Retype, word for word, the stretch of the alcohol testing interview from "Alcohol testing equipment has" through "within 10 years.".
-- Start Passage --
Tried and tested

Tried and tested

Alcohol testing equipment has come a long way since the units of yesteryear. We chat with Quinton Taylor, marketing manager of safety consumables and impairment checks at Dräger South Africa, to gain more insight into the company’s monitoring equipment.

Dräger has seven decades of experience in the field of alcohol testing, having brought its first alcohol device into the market in 1953. The company entered the industry after it was scientifically proven in the 1920s and 30s that breath samples could verify blood alcohol content. Dräger then developed a tube with a chemical reagent that reacted to ethanol via a breath sample.

What are your most popular alcohol testing units, and why?

Drӓger’s current A7000, with Bluetooth capabilities, is extremely popular. This unit allows the operator to print a result within seconds, on a thermal paper application guaranteed to not fade within 10 years.

How has alcohol testing technology changed over time?

Alcohol testing technology has changed from a chemical reagent tube to advanced electrochemical and infrared optical sensors to measure ethanol. These are used, for example, in the Dräger evidential 9510ZA.

What should companies consider before they purchase alcohol testing equipment?

Companies need to develop and incorporate an internal alcohol policy based on the testing of employees and visitors entering the complex. This policy needs to have buy-in from both employees and unions.
-- End Passage --
-- Start Record extracts --
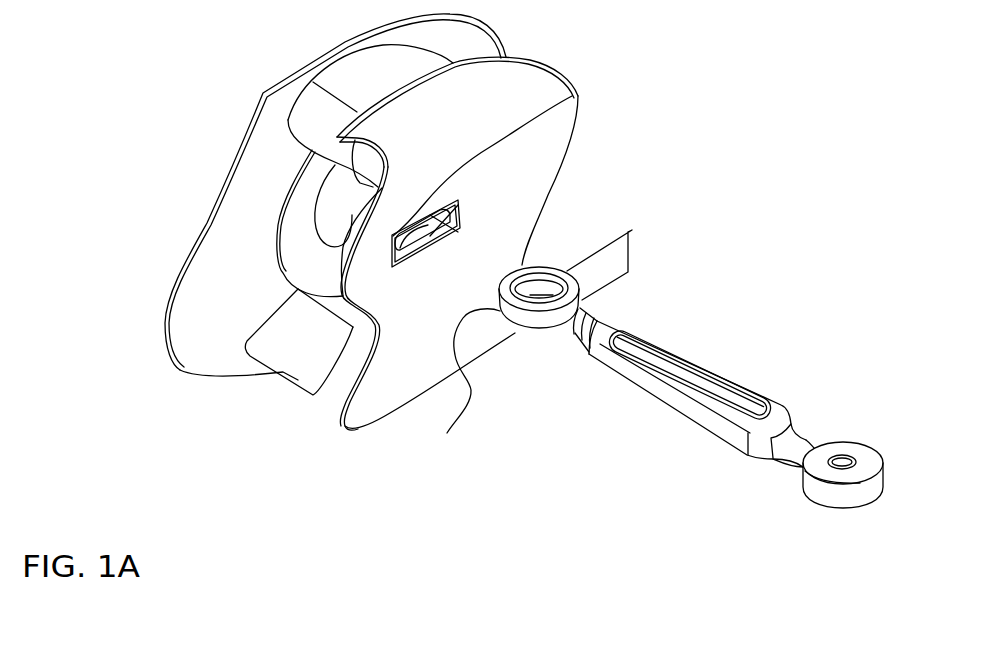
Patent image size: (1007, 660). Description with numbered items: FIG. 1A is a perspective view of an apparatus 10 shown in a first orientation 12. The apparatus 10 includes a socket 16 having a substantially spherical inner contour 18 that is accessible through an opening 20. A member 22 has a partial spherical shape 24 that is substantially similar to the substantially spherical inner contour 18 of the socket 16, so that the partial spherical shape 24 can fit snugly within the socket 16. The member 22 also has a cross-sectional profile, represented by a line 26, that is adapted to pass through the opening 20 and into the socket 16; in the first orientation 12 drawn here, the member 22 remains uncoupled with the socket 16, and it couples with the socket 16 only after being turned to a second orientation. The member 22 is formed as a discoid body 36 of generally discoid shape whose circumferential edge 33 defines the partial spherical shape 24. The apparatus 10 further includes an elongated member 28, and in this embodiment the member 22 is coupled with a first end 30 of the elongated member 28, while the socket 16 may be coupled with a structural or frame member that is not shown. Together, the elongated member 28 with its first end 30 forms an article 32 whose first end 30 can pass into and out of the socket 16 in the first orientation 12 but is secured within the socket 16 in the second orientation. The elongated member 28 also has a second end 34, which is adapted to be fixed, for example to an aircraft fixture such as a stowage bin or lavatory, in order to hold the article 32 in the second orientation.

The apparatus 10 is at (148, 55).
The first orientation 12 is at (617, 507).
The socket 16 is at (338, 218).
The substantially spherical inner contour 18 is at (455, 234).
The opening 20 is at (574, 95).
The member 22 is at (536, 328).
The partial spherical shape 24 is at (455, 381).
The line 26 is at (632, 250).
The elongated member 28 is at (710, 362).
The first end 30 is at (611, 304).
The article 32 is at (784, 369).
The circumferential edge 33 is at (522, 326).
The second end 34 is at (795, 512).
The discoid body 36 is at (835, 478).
-- End Record extracts --
-- Start Record extracts --
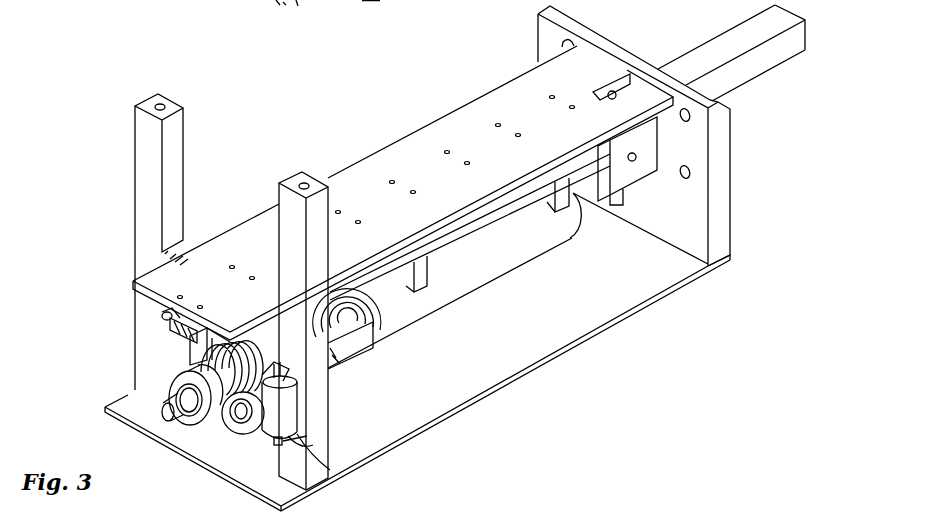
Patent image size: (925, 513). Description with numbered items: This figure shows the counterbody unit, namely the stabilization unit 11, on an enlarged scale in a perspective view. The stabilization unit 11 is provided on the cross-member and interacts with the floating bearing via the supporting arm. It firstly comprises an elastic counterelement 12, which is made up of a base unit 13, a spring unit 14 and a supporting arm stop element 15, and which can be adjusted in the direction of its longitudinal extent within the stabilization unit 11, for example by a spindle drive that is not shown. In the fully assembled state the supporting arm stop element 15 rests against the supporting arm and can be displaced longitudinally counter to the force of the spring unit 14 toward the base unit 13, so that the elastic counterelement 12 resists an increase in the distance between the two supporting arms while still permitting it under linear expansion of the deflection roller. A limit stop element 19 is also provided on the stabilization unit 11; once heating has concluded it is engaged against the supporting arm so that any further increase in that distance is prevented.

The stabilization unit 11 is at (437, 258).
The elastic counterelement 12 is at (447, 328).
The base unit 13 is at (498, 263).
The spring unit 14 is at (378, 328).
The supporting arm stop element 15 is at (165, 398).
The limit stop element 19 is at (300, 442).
-- End Record extracts --
▶ _Output for this exercise_:
Alcohol testing equipment has come a long way since the units of yesteryear. We chat with Quinton Taylor, marketing manager of safety consumables and impairment checks at Dräger South Africa, to gain more insight into the company’s monitoring equipment.

Dräger has seven decades of experience in the field of alcohol testing, having brought its first alcohol device into the market in 1953. The company entered the industry after it was scientifically proven in the 1920s and 30s that breath samples could verify blood alcohol content. Dräger then developed a tube with a chemical reagent that reacted to ethanol via a breath sample.

What are your most popular alcohol testing units, and why?

Drӓger’s current A7000, with Bluetooth capabilities, is extremely popular. This unit allows the operator to print a result within seconds, on a thermal paper application guaranteed to not fade within 10 years.